- [Data rows]:
================================

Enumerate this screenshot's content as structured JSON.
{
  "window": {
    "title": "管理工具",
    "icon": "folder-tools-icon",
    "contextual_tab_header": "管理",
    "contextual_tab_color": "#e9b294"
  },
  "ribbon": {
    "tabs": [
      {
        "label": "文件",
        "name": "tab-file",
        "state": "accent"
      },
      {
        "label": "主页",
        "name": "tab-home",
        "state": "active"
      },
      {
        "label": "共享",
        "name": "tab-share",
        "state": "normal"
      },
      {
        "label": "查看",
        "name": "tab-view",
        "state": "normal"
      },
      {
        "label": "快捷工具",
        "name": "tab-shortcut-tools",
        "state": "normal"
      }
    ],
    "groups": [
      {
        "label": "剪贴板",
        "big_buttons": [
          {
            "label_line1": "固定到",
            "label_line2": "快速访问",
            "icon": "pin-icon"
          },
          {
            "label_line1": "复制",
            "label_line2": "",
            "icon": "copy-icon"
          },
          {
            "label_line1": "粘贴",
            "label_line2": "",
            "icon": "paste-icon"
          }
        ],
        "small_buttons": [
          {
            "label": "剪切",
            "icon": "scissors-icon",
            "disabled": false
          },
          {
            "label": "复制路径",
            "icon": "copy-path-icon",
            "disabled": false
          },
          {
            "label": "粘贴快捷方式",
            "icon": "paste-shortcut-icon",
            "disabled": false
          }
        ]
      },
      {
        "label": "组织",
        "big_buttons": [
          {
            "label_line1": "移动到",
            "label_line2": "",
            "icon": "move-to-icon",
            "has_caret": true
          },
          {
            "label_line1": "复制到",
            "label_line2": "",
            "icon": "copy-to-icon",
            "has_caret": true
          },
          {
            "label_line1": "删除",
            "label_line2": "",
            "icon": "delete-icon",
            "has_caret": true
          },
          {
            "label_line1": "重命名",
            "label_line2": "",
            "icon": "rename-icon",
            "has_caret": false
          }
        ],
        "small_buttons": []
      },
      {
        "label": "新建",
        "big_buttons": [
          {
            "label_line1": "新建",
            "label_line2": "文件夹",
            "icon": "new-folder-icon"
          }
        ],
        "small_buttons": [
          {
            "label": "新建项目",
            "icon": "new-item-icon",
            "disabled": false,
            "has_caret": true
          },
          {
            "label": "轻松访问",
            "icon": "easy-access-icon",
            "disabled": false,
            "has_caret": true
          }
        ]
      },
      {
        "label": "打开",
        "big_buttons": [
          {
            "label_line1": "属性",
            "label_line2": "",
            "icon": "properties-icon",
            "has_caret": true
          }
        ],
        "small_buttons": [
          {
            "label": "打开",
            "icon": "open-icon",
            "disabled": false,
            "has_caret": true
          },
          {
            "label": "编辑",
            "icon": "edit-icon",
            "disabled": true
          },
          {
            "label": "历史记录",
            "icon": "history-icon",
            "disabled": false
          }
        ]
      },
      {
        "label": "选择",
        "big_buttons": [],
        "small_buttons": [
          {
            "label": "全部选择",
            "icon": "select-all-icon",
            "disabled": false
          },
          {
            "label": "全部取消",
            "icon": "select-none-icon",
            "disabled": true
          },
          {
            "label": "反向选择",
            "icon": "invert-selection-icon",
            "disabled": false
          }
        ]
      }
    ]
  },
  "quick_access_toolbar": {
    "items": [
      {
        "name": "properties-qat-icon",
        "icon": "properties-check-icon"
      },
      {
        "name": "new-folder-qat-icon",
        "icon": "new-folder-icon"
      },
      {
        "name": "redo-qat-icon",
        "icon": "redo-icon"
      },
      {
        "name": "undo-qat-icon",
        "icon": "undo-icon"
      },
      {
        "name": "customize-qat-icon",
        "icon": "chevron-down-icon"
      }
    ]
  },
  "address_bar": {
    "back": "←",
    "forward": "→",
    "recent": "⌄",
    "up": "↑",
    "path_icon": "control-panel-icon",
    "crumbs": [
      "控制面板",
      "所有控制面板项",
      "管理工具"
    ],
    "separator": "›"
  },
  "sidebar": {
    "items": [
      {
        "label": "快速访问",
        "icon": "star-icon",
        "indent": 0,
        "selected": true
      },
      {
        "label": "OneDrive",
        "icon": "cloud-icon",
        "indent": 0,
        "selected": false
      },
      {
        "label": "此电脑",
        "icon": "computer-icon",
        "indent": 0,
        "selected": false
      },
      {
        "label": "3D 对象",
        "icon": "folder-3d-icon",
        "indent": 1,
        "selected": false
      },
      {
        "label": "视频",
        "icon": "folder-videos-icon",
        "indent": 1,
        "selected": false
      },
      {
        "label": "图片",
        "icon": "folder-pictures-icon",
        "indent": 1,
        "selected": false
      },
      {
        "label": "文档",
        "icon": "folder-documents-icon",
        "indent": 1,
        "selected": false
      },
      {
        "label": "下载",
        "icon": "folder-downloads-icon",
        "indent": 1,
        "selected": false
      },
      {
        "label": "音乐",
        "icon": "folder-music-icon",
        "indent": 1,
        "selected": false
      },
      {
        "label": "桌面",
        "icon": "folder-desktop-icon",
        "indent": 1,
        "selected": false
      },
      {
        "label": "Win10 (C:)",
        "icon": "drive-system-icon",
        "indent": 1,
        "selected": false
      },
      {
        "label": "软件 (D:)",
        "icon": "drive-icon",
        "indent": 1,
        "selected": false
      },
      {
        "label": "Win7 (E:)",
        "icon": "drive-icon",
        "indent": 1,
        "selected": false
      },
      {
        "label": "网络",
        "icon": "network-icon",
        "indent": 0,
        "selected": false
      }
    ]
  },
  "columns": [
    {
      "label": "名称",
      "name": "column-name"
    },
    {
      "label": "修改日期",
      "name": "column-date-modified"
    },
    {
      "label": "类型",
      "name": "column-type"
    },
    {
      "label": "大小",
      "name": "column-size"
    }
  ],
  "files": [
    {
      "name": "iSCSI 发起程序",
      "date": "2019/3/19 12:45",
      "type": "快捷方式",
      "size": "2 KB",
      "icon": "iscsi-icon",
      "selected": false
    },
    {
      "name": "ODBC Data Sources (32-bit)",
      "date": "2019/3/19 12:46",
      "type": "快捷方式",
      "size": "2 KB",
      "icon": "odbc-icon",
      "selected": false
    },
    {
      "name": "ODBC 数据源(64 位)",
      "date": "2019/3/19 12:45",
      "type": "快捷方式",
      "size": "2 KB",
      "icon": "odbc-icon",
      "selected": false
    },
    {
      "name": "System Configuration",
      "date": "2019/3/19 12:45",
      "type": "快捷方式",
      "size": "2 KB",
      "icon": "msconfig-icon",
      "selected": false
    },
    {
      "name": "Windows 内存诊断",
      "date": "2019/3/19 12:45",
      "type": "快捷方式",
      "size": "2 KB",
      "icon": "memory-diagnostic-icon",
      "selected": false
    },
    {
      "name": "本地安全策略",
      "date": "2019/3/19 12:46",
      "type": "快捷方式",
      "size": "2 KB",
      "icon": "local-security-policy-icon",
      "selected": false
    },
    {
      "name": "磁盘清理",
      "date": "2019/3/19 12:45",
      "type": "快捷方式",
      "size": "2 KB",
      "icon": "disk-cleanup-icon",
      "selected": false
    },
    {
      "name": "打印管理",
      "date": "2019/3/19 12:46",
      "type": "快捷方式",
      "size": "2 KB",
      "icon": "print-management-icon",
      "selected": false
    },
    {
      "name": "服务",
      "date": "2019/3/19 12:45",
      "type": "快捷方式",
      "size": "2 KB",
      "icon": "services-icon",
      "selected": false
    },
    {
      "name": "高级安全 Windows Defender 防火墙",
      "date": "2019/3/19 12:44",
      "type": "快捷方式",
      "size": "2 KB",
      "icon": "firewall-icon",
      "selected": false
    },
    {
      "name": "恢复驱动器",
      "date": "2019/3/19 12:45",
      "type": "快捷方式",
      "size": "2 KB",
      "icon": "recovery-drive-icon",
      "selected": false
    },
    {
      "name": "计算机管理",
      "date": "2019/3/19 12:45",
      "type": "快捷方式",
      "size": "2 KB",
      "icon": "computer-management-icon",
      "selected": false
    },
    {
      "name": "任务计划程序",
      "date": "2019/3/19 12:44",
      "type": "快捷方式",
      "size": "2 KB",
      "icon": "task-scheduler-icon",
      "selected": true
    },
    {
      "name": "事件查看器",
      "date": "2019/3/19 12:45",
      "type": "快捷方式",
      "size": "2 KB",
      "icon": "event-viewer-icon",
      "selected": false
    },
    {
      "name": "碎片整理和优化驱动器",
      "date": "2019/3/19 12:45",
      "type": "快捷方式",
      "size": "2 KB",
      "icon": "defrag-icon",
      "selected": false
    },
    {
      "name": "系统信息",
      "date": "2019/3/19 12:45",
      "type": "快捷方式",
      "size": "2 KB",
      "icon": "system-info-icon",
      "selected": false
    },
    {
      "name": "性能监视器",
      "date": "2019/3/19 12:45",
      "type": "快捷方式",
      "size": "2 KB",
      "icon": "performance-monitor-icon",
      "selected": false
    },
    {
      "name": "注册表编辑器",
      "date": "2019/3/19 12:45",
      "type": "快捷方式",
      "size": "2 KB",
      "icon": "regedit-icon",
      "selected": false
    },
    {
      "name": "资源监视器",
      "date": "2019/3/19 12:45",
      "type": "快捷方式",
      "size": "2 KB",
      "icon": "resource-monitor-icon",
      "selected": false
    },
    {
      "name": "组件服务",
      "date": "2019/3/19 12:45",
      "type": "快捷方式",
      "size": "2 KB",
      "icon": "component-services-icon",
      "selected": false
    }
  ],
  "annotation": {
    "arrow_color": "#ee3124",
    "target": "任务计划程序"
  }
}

================================

- [Written request]: Copy out the lines in which the string "management" appears.

- [Reply]:
      "icon": "print-management-icon",
      "icon": "computer-management-icon",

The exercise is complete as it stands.